It's an alien place for sure. But to even be able to discuss these issues in the context of an actual, real, planet only 20 light years away is only a hairs breadth away from revolutionary - welcome to the coming age of exoplanetary science!

Monday, September 27, 2010

Jovian attraction

A beautifully bright object has been hanging in the sky the past few nights. Big enough to distinguish itself from the stars by not twinkling, the planet Jupiter is closer to the Earth at the moment than it has been since the 1960's. This past Friday I found myself peering up through the canyons of Manhattan, and there it was, brilliant enough to outshine the up-lit urban canopy, muscling aside the landing lights of jetliners and helicopters, second only to the post-harvest Moon. There was something enthralling about it. This tiny disk was so distinctly alien. In my mind's eye I superimposed the great gas giant, king of worlds, two and half times as massive as all the other planets in our system put together. Its vast jet streams and storms, its incredible family of 63 moons, the potent magnetic field, the great plasma torus as Io burrows through a tight orbit. There it was, a place in the sky, a tiny condensed blob of mass. It struck me just how vivid this perspective was on the yawning gulf of interplanetary terrain. Gravity does an incredible job at packing matter down to a small volume, our solar system is indeed mostly empty void, but for these extraordinary cusps of curved space.

The scientist's curse is that any semblance of poetry often gives way to curiosity about numbers. As far and as small as Jupiter appeared in the sky it was surely doing more than just bouncing photons into my eyes. All that mass, now a mere 592 million kilometers away, shouldn't I be able to feel the Jovian lure?
----
● WHAT THIS EXERCISE ASKS
- A) According to the passage about Jupiter, how far from Earth was Jupiter at the time of writing?
- B) Pull out every line of the records that contains the string "tick", treating uppercase and lowercase as different.
----
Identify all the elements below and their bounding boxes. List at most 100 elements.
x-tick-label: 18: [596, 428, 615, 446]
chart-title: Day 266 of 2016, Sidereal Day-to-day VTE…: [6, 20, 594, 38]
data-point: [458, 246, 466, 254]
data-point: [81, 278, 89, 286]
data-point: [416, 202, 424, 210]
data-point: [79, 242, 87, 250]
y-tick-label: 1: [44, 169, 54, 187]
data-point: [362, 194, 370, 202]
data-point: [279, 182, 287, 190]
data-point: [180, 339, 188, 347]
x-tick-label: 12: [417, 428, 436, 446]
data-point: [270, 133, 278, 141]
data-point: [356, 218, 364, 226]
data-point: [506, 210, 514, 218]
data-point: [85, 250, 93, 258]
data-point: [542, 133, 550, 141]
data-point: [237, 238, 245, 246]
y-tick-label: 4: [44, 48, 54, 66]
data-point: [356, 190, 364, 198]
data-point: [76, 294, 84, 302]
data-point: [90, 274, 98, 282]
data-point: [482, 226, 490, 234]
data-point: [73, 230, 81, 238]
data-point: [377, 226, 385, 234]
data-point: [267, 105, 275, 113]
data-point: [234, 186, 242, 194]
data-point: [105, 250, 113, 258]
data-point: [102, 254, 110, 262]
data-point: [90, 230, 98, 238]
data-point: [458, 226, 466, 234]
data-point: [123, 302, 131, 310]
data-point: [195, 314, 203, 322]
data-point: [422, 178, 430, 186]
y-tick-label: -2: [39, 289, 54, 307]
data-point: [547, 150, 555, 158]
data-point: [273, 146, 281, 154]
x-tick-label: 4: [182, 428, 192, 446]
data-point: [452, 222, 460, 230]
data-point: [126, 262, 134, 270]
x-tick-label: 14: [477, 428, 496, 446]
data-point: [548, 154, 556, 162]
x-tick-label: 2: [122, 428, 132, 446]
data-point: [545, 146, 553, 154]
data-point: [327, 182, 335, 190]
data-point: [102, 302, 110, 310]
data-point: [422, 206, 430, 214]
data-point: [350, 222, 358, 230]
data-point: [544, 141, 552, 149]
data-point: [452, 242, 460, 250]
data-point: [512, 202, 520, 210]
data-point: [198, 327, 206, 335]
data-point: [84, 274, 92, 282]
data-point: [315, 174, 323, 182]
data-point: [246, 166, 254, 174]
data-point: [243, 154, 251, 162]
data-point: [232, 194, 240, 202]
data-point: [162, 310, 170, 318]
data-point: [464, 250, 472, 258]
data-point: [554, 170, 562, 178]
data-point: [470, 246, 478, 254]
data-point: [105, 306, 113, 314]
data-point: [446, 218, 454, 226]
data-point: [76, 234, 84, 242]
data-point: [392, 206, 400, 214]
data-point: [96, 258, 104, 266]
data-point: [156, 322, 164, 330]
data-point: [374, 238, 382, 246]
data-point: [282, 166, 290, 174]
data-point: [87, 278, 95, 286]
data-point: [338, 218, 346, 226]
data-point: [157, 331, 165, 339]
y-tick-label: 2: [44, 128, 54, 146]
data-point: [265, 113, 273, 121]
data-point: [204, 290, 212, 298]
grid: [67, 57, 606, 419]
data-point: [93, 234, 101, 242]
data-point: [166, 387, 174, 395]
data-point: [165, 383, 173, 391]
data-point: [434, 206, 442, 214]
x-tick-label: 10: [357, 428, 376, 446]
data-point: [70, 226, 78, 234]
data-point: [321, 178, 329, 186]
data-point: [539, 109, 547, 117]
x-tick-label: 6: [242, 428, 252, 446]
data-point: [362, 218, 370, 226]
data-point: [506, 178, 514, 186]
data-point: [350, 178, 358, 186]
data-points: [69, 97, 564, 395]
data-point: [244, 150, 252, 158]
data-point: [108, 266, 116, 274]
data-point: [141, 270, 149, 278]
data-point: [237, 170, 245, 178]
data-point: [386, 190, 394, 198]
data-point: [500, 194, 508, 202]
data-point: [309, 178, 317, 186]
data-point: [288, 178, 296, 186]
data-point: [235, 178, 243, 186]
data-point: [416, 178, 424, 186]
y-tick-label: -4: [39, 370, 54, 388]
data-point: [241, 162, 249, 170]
----
● ANSWERS PROVIDED
- A) A mere 592 million kilometers.

- B)
x-tick-label: 18: [596, 428, 615, 446]
y-tick-label: 1: [44, 169, 54, 187]
x-tick-label: 12: [417, 428, 436, 446]
y-tick-label: 4: [44, 48, 54, 66]
y-tick-label: -2: [39, 289, 54, 307]
x-tick-label: 4: [182, 428, 192, 446]
x-tick-label: 14: [477, 428, 496, 446]
x-tick-label: 2: [122, 428, 132, 446]
y-tick-label: 2: [44, 128, 54, 146]
x-tick-label: 10: [357, 428, 376, 446]
x-tick-label: 6: [242, 428, 252, 446]
y-tick-label: -4: [39, 370, 54, 388]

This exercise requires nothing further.